> [WORK REQUIRED] Lines containing the word "xlabel" are to be counted; state their number and nothing further.

> [AVAILABLE RECORDS]

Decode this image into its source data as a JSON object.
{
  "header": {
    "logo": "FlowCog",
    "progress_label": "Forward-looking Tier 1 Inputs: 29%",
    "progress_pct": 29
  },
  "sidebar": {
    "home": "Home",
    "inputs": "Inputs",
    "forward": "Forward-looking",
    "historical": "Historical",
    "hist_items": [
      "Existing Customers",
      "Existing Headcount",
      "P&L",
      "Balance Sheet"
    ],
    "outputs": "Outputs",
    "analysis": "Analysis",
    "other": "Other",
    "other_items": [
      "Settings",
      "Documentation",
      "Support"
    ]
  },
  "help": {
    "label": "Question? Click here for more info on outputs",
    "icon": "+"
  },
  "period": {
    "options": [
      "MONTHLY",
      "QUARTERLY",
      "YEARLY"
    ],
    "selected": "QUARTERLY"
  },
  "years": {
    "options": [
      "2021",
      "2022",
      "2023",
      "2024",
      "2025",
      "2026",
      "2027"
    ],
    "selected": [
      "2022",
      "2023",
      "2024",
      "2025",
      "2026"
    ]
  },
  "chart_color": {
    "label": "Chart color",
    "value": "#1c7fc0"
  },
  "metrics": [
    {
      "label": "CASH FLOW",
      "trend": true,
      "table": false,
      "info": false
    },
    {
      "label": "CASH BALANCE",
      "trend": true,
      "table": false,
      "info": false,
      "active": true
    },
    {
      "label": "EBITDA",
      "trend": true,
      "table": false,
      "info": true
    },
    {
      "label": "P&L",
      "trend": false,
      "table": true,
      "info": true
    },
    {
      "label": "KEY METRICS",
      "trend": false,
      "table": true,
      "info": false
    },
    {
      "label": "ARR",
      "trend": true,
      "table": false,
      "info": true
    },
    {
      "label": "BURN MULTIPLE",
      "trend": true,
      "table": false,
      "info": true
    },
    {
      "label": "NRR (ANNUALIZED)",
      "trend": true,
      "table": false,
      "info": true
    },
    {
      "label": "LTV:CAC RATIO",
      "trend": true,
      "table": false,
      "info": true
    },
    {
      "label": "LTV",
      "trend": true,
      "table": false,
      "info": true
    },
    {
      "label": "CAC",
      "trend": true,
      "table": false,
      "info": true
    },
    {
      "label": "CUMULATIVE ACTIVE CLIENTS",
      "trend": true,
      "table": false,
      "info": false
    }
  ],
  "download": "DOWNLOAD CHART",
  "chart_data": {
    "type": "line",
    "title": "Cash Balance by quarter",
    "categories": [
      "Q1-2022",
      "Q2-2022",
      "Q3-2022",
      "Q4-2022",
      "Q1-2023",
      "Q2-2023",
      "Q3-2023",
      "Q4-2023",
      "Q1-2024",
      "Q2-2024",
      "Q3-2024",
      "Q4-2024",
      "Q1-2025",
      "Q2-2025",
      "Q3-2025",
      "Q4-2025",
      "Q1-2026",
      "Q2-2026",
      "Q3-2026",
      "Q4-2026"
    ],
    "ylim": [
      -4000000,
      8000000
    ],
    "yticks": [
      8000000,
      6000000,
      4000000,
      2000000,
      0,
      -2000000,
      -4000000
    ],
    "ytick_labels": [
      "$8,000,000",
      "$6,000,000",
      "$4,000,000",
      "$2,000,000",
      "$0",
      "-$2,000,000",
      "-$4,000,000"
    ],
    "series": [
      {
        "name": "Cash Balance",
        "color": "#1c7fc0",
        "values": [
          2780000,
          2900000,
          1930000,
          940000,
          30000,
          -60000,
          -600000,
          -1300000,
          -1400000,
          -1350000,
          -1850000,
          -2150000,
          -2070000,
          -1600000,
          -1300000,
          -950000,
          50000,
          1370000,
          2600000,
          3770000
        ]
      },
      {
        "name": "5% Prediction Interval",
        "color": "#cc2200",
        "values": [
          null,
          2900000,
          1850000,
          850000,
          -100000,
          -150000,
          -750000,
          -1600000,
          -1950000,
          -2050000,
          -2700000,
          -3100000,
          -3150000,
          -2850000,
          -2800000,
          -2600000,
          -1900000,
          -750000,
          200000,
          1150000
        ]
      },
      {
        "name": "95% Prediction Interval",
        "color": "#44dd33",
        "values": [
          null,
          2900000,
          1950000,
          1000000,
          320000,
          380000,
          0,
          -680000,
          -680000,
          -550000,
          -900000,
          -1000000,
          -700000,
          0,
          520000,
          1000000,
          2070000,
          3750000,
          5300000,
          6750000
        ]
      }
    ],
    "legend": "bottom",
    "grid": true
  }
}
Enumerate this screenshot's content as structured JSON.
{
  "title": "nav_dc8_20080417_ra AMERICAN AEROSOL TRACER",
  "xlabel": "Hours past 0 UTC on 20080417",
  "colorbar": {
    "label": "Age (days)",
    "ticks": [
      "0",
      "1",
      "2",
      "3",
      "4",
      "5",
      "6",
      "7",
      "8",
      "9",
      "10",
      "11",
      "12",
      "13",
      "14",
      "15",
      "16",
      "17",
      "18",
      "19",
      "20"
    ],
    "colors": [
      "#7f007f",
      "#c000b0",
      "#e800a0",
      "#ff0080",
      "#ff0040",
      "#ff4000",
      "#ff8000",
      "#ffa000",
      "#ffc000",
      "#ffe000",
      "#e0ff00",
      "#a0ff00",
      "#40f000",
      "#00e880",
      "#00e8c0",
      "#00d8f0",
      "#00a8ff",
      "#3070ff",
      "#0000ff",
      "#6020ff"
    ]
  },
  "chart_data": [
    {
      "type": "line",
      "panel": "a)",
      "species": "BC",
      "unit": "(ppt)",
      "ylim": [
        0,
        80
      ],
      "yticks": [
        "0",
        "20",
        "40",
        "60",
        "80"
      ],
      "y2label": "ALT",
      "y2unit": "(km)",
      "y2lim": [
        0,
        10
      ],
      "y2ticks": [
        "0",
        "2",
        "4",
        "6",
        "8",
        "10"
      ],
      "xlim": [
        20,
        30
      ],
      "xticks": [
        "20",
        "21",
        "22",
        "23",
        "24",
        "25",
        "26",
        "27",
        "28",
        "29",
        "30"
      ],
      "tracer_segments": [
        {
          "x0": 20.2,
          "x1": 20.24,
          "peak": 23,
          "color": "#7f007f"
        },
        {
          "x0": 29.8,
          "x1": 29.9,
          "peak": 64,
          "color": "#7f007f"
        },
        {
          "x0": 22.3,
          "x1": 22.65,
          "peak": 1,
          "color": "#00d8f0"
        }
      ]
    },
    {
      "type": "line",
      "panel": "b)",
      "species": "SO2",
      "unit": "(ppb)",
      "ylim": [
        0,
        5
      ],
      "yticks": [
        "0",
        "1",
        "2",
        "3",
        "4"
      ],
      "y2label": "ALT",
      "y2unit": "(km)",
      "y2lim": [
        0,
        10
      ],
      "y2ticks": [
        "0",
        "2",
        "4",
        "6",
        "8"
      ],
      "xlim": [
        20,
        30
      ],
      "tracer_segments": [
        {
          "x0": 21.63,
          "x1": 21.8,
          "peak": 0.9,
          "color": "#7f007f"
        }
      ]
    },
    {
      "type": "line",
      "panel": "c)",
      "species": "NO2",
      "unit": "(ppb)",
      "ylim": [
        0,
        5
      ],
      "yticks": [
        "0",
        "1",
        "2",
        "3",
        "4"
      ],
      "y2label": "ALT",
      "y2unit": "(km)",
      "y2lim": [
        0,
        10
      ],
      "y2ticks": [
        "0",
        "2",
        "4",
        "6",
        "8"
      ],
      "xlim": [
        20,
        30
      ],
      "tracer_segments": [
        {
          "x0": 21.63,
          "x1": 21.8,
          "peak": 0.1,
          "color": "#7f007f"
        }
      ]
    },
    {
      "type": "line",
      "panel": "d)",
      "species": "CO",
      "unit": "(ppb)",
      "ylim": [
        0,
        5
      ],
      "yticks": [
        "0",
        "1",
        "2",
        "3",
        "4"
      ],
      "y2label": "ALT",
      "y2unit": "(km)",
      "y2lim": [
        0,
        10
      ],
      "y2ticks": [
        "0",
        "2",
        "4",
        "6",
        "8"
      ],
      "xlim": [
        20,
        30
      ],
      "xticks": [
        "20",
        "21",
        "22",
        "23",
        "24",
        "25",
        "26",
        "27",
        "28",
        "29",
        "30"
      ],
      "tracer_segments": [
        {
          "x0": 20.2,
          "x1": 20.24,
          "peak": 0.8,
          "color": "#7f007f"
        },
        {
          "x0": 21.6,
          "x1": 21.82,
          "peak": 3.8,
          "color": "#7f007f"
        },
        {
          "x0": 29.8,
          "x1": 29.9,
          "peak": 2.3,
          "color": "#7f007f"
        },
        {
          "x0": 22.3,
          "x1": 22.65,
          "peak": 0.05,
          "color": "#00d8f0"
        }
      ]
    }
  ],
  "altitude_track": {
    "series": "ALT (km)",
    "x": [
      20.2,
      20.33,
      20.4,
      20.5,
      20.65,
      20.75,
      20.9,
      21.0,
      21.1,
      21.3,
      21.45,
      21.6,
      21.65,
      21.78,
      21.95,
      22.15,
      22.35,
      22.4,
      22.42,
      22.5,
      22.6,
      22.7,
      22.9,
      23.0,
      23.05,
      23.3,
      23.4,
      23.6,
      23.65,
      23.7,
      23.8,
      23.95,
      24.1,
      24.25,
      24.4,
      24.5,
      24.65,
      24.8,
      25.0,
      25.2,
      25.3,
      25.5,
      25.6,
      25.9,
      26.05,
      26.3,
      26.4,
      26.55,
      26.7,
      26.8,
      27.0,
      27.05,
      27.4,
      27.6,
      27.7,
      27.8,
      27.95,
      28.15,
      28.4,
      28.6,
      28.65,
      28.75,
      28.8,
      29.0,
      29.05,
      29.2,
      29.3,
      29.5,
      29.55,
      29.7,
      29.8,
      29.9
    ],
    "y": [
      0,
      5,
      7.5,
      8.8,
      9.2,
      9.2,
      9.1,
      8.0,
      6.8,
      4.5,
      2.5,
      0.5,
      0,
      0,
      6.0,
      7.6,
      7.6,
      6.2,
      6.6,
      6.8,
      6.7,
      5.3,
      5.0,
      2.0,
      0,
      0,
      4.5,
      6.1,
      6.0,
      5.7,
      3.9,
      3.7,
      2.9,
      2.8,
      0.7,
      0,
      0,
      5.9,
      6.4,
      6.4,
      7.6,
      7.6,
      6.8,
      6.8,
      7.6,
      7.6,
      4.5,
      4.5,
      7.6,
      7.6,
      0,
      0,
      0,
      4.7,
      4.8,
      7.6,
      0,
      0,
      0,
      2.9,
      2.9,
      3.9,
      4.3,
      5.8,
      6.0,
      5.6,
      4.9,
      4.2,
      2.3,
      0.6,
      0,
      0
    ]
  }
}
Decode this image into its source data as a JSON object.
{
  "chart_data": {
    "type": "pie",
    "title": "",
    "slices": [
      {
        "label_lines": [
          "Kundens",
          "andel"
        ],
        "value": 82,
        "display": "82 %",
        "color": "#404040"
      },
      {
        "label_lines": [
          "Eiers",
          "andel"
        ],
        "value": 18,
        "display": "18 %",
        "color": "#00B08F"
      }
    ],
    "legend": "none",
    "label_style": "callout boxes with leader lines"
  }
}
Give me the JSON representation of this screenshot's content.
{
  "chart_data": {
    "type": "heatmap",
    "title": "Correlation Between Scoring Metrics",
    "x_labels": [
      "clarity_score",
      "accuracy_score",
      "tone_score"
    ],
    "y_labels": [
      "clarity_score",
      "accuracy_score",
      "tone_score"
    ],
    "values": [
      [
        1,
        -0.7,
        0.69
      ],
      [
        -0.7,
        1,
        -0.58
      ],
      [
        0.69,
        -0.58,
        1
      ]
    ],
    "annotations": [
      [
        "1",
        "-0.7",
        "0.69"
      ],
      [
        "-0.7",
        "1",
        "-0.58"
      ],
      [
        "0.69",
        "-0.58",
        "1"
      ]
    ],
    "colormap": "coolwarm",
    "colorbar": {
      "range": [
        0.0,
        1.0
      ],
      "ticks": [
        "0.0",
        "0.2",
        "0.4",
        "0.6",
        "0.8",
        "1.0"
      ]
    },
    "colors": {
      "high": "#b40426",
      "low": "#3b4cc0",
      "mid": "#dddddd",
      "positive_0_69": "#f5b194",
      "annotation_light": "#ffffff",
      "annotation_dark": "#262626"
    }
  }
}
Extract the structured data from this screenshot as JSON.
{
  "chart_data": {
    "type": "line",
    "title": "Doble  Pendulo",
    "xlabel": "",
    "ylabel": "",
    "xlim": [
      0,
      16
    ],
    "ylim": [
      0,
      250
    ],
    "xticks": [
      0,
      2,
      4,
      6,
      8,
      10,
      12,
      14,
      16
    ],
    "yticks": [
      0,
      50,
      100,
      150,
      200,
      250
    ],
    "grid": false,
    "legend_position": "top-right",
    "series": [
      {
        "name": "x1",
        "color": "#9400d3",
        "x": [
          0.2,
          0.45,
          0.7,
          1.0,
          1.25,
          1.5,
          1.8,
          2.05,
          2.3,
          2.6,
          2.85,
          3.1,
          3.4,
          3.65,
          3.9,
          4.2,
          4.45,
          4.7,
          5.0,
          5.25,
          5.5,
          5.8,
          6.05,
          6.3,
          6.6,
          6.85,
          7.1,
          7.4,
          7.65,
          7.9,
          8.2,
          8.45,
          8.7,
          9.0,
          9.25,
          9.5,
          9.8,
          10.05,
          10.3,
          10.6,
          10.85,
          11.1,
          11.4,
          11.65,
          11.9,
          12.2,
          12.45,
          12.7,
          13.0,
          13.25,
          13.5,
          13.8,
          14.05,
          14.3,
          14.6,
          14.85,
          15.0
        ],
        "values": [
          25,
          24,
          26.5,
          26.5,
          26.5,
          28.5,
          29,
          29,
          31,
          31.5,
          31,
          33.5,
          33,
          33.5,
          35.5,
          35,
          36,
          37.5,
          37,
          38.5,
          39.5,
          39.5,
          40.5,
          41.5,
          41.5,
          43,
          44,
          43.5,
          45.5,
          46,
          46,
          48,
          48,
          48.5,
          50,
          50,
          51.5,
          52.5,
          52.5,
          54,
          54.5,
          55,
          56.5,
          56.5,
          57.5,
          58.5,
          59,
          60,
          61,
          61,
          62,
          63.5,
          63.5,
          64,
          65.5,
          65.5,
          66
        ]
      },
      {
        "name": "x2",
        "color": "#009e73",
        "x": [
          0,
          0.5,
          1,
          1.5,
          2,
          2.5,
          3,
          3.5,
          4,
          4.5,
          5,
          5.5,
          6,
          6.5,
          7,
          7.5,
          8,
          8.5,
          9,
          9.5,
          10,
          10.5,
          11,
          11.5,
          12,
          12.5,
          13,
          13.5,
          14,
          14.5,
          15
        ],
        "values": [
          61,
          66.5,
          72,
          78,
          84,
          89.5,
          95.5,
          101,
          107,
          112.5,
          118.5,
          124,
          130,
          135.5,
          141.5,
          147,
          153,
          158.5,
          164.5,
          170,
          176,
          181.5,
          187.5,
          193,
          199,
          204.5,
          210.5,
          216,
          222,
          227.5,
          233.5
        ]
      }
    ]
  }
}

> [OUTPUT] 2